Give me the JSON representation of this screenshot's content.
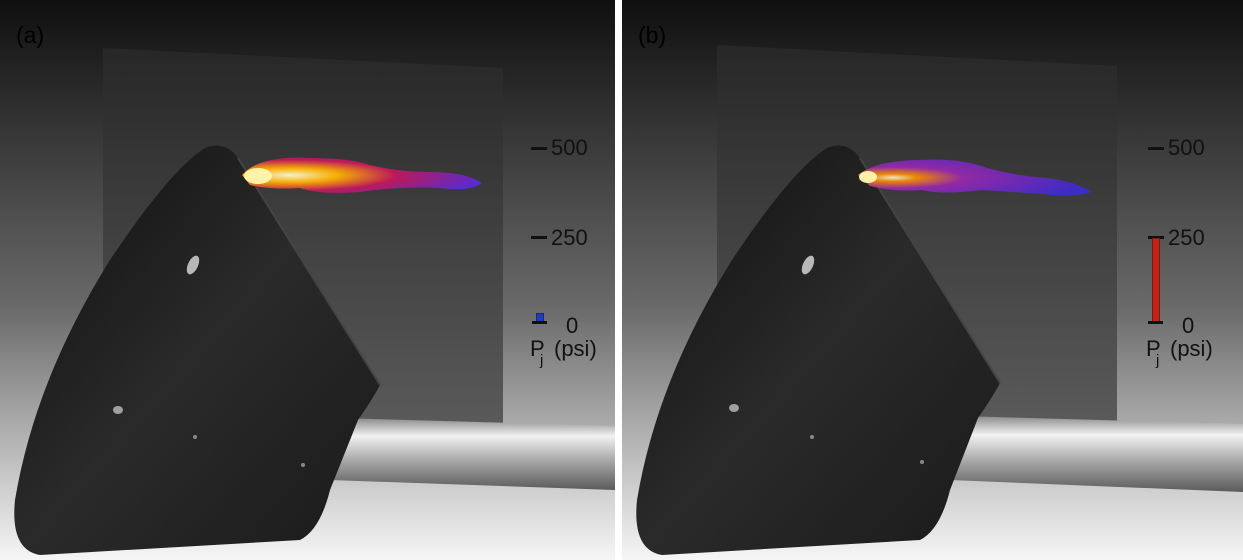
{
  "panels": [
    {
      "label": "(a)",
      "gauge": {
        "ticks": [
          "500",
          "250",
          "0"
        ],
        "max_psi": 500,
        "value_psi": 25,
        "bar_color": "#1f3fb8",
        "unit_symbol": "P",
        "unit_subscript": "j",
        "unit_label": "(psi)"
      }
    },
    {
      "label": "(b)",
      "gauge": {
        "ticks": [
          "500",
          "250",
          "0"
        ],
        "max_psi": 500,
        "value_psi": 240,
        "bar_color": "#c02418",
        "unit_symbol": "P",
        "unit_subscript": "j",
        "unit_label": "(psi)"
      }
    }
  ],
  "colors": {
    "background_top": "#0f0f0f",
    "background_bottom": "#f4f4f4",
    "back_panel": "#2e2e2e",
    "capsule": "#1e1e1e",
    "sting": "#c8c8c8",
    "plume_core": "#fff3a0",
    "plume_mid": "#c2185b",
    "plume_outer": "#5b2ad6"
  }
}
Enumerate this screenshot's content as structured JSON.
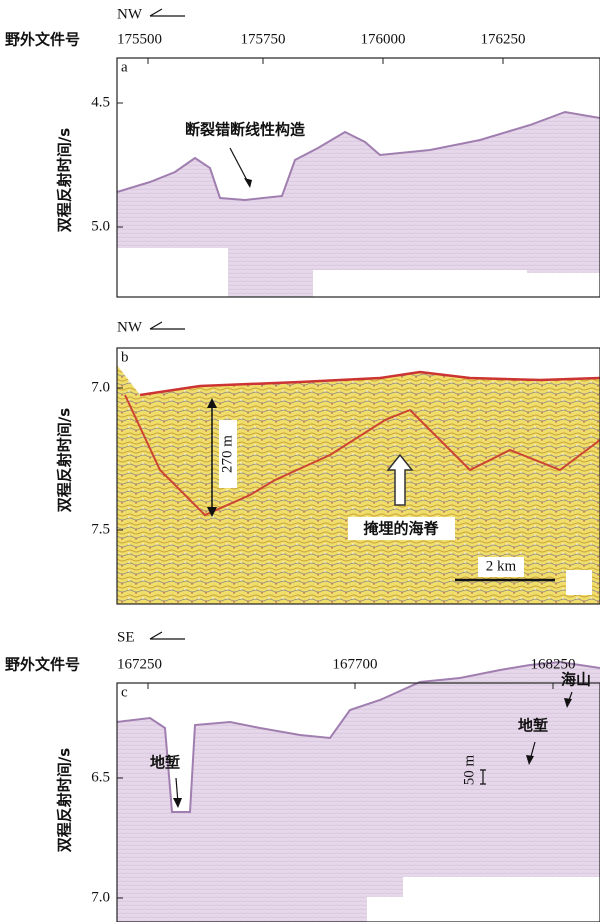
{
  "panels": [
    {
      "direction": "NW",
      "file_label": "野外文件号",
      "label": "a",
      "x_ticks": [
        "175500",
        "175750",
        "176000",
        "176250"
      ],
      "y_label": "双程反射时间/s",
      "y_ticks": [
        "4.5",
        "5.0"
      ],
      "annotations": [
        "断裂错断线性构造"
      ]
    },
    {
      "direction": "NW",
      "label": "b",
      "y_label": "双程反射时间/s",
      "y_ticks": [
        "7.0",
        "7.5"
      ],
      "annotations": [
        "270 m",
        "掩埋的海脊",
        "2 km"
      ]
    },
    {
      "direction": "SE",
      "file_label": "野外文件号",
      "label": "c",
      "x_ticks": [
        "167250",
        "167700",
        "168250"
      ],
      "y_label": "双程反射时间/s",
      "y_ticks": [
        "6.5",
        "7.0"
      ],
      "annotations": [
        "地堑",
        "50 m",
        "地堑",
        "海山"
      ]
    }
  ]
}
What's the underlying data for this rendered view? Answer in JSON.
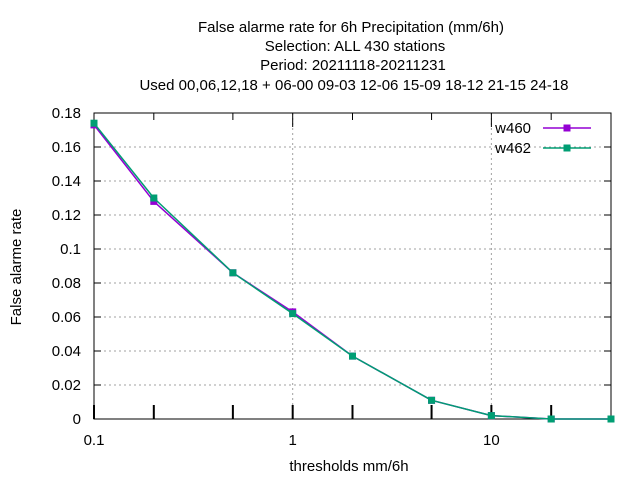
{
  "chart_data": {
    "type": "line",
    "title": [
      "False alarme rate  for 6h Precipitation (mm/6h)",
      "Selection: ALL     430 stations",
      "Period: 20211118-20211231",
      "Used  00,06,12,18  + 06-00 09-03 12-06 15-09 18-12 21-15 24-18"
    ],
    "xlabel": "thresholds mm/6h",
    "ylabel": "False alarme rate",
    "xscale": "log",
    "xlim": [
      0.1,
      40
    ],
    "ylim": [
      0,
      0.18
    ],
    "x_tick_labels": [
      "0.1",
      "1",
      "10"
    ],
    "y_ticks": [
      0,
      0.02,
      0.04,
      0.06,
      0.08,
      0.1,
      0.12,
      0.14,
      0.16,
      0.18
    ],
    "y_tick_labels": [
      "0",
      "0.02",
      "0.04",
      "0.06",
      "0.08",
      "0.1",
      "0.12",
      "0.14",
      "0.16",
      "0.18"
    ],
    "grid": true,
    "legend_position": "top-right",
    "x": [
      0.1,
      0.2,
      0.5,
      1,
      2,
      5,
      10,
      20,
      40
    ],
    "series": [
      {
        "name": "w460",
        "color": "#9400d3",
        "values": [
          0.173,
          0.128,
          0.086,
          0.063,
          0.037,
          0.011,
          0.002,
          0.0,
          0.0
        ]
      },
      {
        "name": "w462",
        "color": "#009e73",
        "values": [
          0.174,
          0.13,
          0.086,
          0.062,
          0.037,
          0.011,
          0.002,
          0.0,
          0.0
        ]
      }
    ]
  }
}
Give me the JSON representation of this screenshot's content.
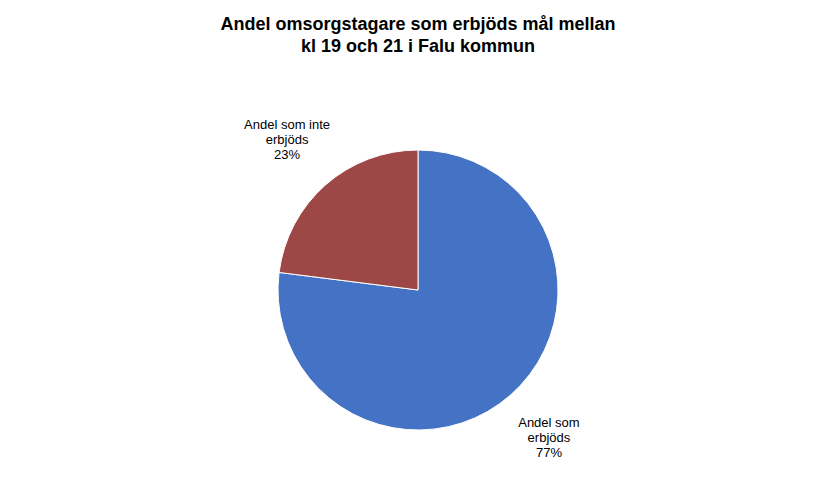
{
  "chart_data": {
    "type": "pie",
    "title": "Andel omsorgstagare som erbjöds mål mellan\nkl 19 och 21 i Falu kommun",
    "values": [
      77,
      23
    ],
    "value_labels": [
      "Andel som\nerbjöds\n77%",
      "Andel som inte\nerbjöds\n23%"
    ],
    "colors": [
      "#4472C4",
      "#9E4747"
    ],
    "data_labels": true
  }
}
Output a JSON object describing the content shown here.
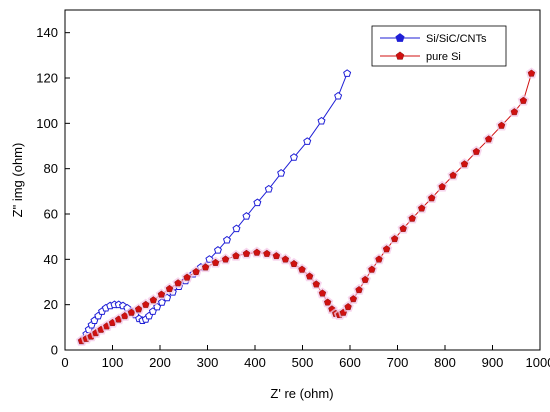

□ □ □ □

Copy every line of the data exactly as written, excluding the pictures.

Give me the JSON representation of this screenshot's content.
{
  "panels": [
    {
      "label": "(a)",
      "gauge": {
        "ticks": [
          "500",
          "250",
          "0"
        ],
        "max_psi": 500,
        "value_psi": 25,
        "bar_color": "#1f3fb8",
        "unit_symbol": "P",
        "unit_subscript": "j",
        "unit_label": "(psi)"
      }
    },
    {
      "label": "(b)",
      "gauge": {
        "ticks": [
          "500",
          "250",
          "0"
        ],
        "max_psi": 500,
        "value_psi": 240,
        "bar_color": "#c02418",
        "unit_symbol": "P",
        "unit_subscript": "j",
        "unit_label": "(psi)"
      }
    }
  ],
  "colors": {
    "background_top": "#0f0f0f",
    "background_bottom": "#f4f4f4",
    "back_panel": "#2e2e2e",
    "capsule": "#1e1e1e",
    "sting": "#c8c8c8",
    "plume_core": "#fff3a0",
    "plume_mid": "#c2185b",
    "plume_outer": "#5b2ad6"
  }
}
Enumerate this screenshot's content as structured JSON.
{
  "panels": [
    {
      "direction": "NW",
      "file_label": "野外文件号",
      "label": "a",
      "x_ticks": [
        "175500",
        "175750",
        "176000",
        "176250"
      ],
      "y_label": "双程反射时间/s",
      "y_ticks": [
        "4.5",
        "5.0"
      ],
      "annotations": [
        "断裂错断线性构造"
      ]
    },
    {
      "direction": "NW",
      "label": "b",
      "y_label": "双程反射时间/s",
      "y_ticks": [
        "7.0",
        "7.5"
      ],
      "annotations": [
        "270 m",
        "掩埋的海脊",
        "2 km"
      ]
    },
    {
      "direction": "SE",
      "file_label": "野外文件号",
      "label": "c",
      "x_ticks": [
        "167250",
        "167700",
        "168250"
      ],
      "y_label": "双程反射时间/s",
      "y_ticks": [
        "6.5",
        "7.0"
      ],
      "annotations": [
        "地堑",
        "50 m",
        "地堑",
        "海山"
      ]
    }
  ]
}
What's the underlying data for this rendered view? Answer in JSON.
{
  "chart_data": {
    "type": "line",
    "title": [
      "False alarme rate  for 6h Precipitation (mm/6h)",
      "Selection: ALL     430 stations",
      "Period: 20211118-20211231",
      "Used  00,06,12,18  + 06-00 09-03 12-06 15-09 18-12 21-15 24-18"
    ],
    "xlabel": "thresholds mm/6h",
    "ylabel": "False alarme rate",
    "xscale": "log",
    "xlim": [
      0.1,
      40
    ],
    "ylim": [
      0,
      0.18
    ],
    "x_tick_labels": [
      "0.1",
      "1",
      "10"
    ],
    "y_ticks": [
      0,
      0.02,
      0.04,
      0.06,
      0.08,
      0.1,
      0.12,
      0.14,
      0.16,
      0.18
    ],
    "y_tick_labels": [
      "0",
      "0.02",
      "0.04",
      "0.06",
      "0.08",
      "0.1",
      "0.12",
      "0.14",
      "0.16",
      "0.18"
    ],
    "grid": true,
    "legend_position": "top-right",
    "x": [
      0.1,
      0.2,
      0.5,
      1,
      2,
      5,
      10,
      20,
      40
    ],
    "series": [
      {
        "name": "w460",
        "color": "#9400d3",
        "values": [
          0.173,
          0.128,
          0.086,
          0.063,
          0.037,
          0.011,
          0.002,
          0.0,
          0.0
        ]
      },
      {
        "name": "w462",
        "color": "#009e73",
        "values": [
          0.174,
          0.13,
          0.086,
          0.062,
          0.037,
          0.011,
          0.002,
          0.0,
          0.0
        ]
      }
    ]
  }
}
Give me the JSON representation of this screenshot's content.
{
  "chart_data": {
    "type": "pie",
    "title": "Andel omsorgstagare som erbjöds mål mellan\nkl 19 och 21 i Falu kommun",
    "values": [
      77,
      23
    ],
    "value_labels": [
      "Andel som\nerbjöds\n77%",
      "Andel som inte\nerbjöds\n23%"
    ],
    "colors": [
      "#4472C4",
      "#9E4747"
    ],
    "data_labels": true
  }
}
Output a JSON object describing the content shown here.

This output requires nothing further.